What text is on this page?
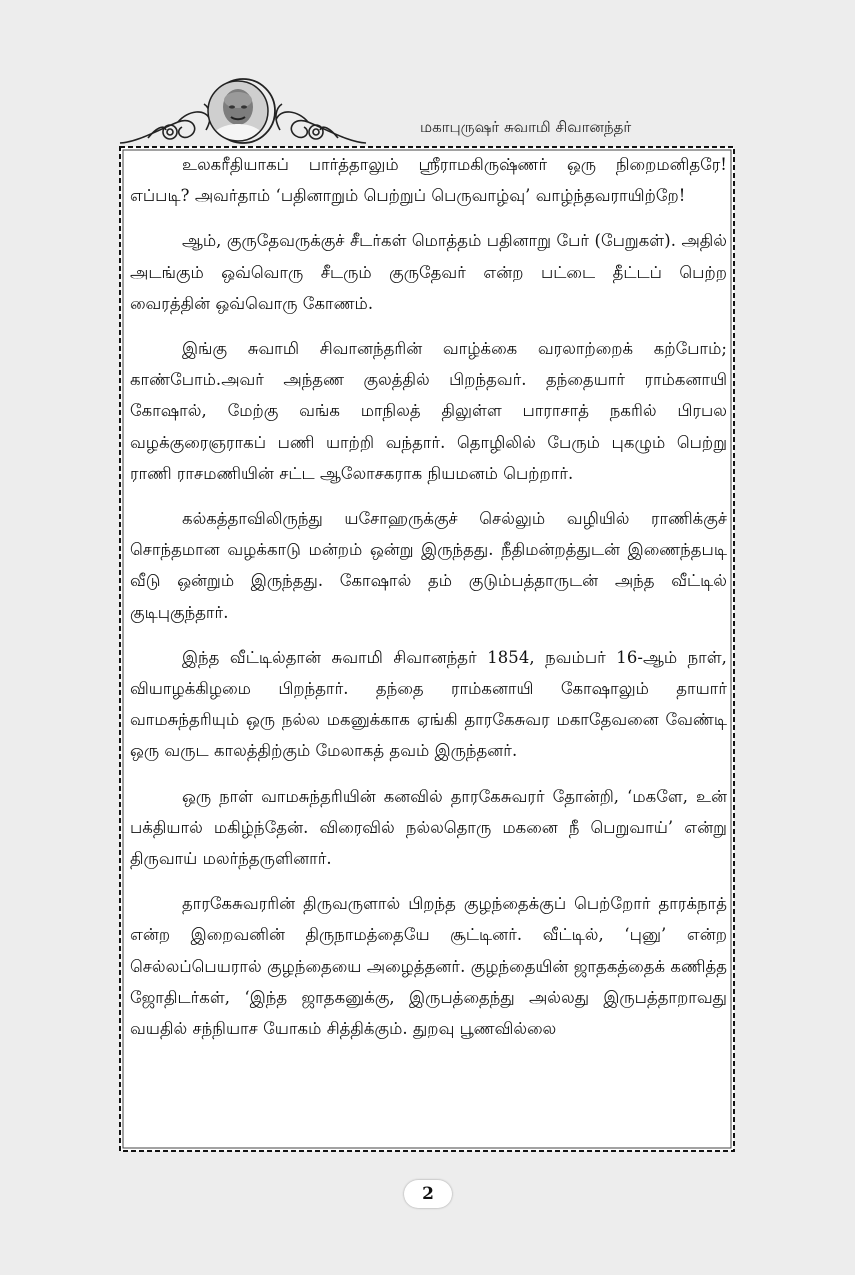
மகாபுருஷர் சுவாமி சிவானந்தர்

உலகரீதியாகப் பார்த்தாலும் ஸ்ரீராமகிருஷ்ணர் ஒரு நிறைமனிதரே! எப்படி? அவர்தாம் ‘பதினாறும் பெற்றுப் பெருவாழ்வு’ வாழ்ந்தவராயிற்றே!

ஆம், குருதேவருக்குச் சீடர்கள் மொத்தம் பதினாறு பேர் (பேறுகள்). அதில் அடங்கும் ஒவ்வொரு சீடரும் குருதேவர் என்ற பட்டை தீட்டப் பெற்ற வைரத்தின் ஒவ்வொரு கோணம்.

இங்கு சுவாமி சிவானந்தரின் வாழ்க்கை வரலாற்றைக் கற்போம்; காண்போம்.அவர் அந்தண குலத்தில் பிறந்தவர். தந்தையார் ராம்கனாயி கோஷால், மேற்கு வங்க மாநிலத் திலுள்ள பாராசாத் நகரில் பிரபல வழக்குரைஞராகப் பணி யாற்றி வந்தார். தொழிலில் பேரும் புகழும் பெற்று ராணி ராசமணியின் சட்ட ஆலோசகராக நியமனம் பெற்றார்.

கல்கத்தாவிலிருந்து யசோஹருக்குச் செல்லும் வழியில் ராணிக்குச் சொந்தமான வழக்காடு மன்றம் ஒன்று இருந்தது. நீதிமன்றத்துடன் இணைந்தபடி வீடு ஒன்றும் இருந்தது. கோஷால் தம் குடும்பத்தாருடன் அந்த வீட்டில் குடிபுகுந்தார்.

இந்த வீட்டில்தான் சுவாமி சிவானந்தர் 1854, நவம்பர் 16-ஆம் நாள், வியாழக்கிழமை பிறந்தார். தந்தை ராம்கனாயி கோஷாலும் தாயார் வாமசுந்தரியும் ஒரு நல்ல மகனுக்காக ஏங்கி தாரகேசுவர மகாதேவனை வேண்டி ஒரு வருட காலத்திற்கும் மேலாகத் தவம் இருந்தனர்.

ஒரு நாள் வாமசுந்தரியின் கனவில் தாரகேசுவரர் தோன்றி, ‘மகளே, உன் பக்தியால் மகிழ்ந்தேன். விரைவில் நல்லதொரு மகனை நீ பெறுவாய்’ என்று திருவாய் மலர்ந்தருளினார்.

தாரகேசுவரரின் திருவருளால் பிறந்த குழந்தைக்குப் பெற்றோர் தாரக்நாத் என்ற இறைவனின் திருநாமத்தையே சூட்டினர். வீட்டில், ‘புனு’ என்ற செல்லப்பெயரால் குழந்தையை அழைத்தனர். குழந்தையின் ஜாதகத்தைக் கணித்த ஜோதிடர்கள், ‘இந்த ஜாதகனுக்கு, இருபத்தைந்து அல்லது இருபத்தாறாவது வயதில் சந்நியாச யோகம் சித்திக்கும். துறவு பூணவில்லை

2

■ Instruction ■
The records above must be transcribed exactly. Pictures are left out of the copy.

■ Expected answer ■
What text is on this page?
மகாபுருஷர் சுவாமி சிவானந்தர்

உலகரீதியாகப் பார்த்தாலும் ஸ்ரீராமகிருஷ்ணர் ஒரு நிறைமனிதரே! எப்படி? அவர்தாம் ‘பதினாறும் பெற்றுப் பெருவாழ்வு’ வாழ்ந்தவராயிற்றே!

ஆம், குருதேவருக்குச் சீடர்கள் மொத்தம் பதினாறு பேர் (பேறுகள்). அதில் அடங்கும் ஒவ்வொரு சீடரும் குருதேவர் என்ற பட்டை தீட்டப் பெற்ற வைரத்தின் ஒவ்வொரு கோணம்.

இங்கு சுவாமி சிவானந்தரின் வாழ்க்கை வரலாற்றைக் கற்போம்; காண்போம்.அவர் அந்தண குலத்தில் பிறந்தவர். தந்தையார் ராம்கனாயி கோஷால், மேற்கு வங்க மாநிலத் திலுள்ள பாராசாத் நகரில் பிரபல வழக்குரைஞராகப் பணி யாற்றி வந்தார். தொழிலில் பேரும் புகழும் பெற்று ராணி ராசமணியின் சட்ட ஆலோசகராக நியமனம் பெற்றார்.

கல்கத்தாவிலிருந்து யசோஹருக்குச் செல்லும் வழியில் ராணிக்குச் சொந்தமான வழக்காடு மன்றம் ஒன்று இருந்தது. நீதிமன்றத்துடன் இணைந்தபடி வீடு ஒன்றும் இருந்தது. கோஷால் தம் குடும்பத்தாருடன் அந்த வீட்டில் குடிபுகுந்தார்.

இந்த வீட்டில்தான் சுவாமி சிவானந்தர் 1854, நவம்பர் 16-ஆம் நாள், வியாழக்கிழமை பிறந்தார். தந்தை ராம்கனாயி கோஷாலும் தாயார் வாமசுந்தரியும் ஒரு நல்ல மகனுக்காக ஏங்கி தாரகேசுவர மகாதேவனை வேண்டி ஒரு வருட காலத்திற்கும் மேலாகத் தவம் இருந்தனர்.

ஒரு நாள் வாமசுந்தரியின் கனவில் தாரகேசுவரர் தோன்றி, ‘மகளே, உன் பக்தியால் மகிழ்ந்தேன். விரைவில் நல்லதொரு மகனை நீ பெறுவாய்’ என்று திருவாய் மலர்ந்தருளினார்.

தாரகேசுவரரின் திருவருளால் பிறந்த குழந்தைக்குப் பெற்றோர் தாரக்நாத் என்ற இறைவனின் திருநாமத்தையே சூட்டினர். வீட்டில், ‘புனு’ என்ற செல்லப்பெயரால் குழந்தையை அழைத்தனர். குழந்தையின் ஜாதகத்தைக் கணித்த ஜோதிடர்கள், ‘இந்த ஜாதகனுக்கு, இருபத்தைந்து அல்லது இருபத்தாறாவது வயதில் சந்நியாச யோகம் சித்திக்கும். துறவு பூணவில்லை

2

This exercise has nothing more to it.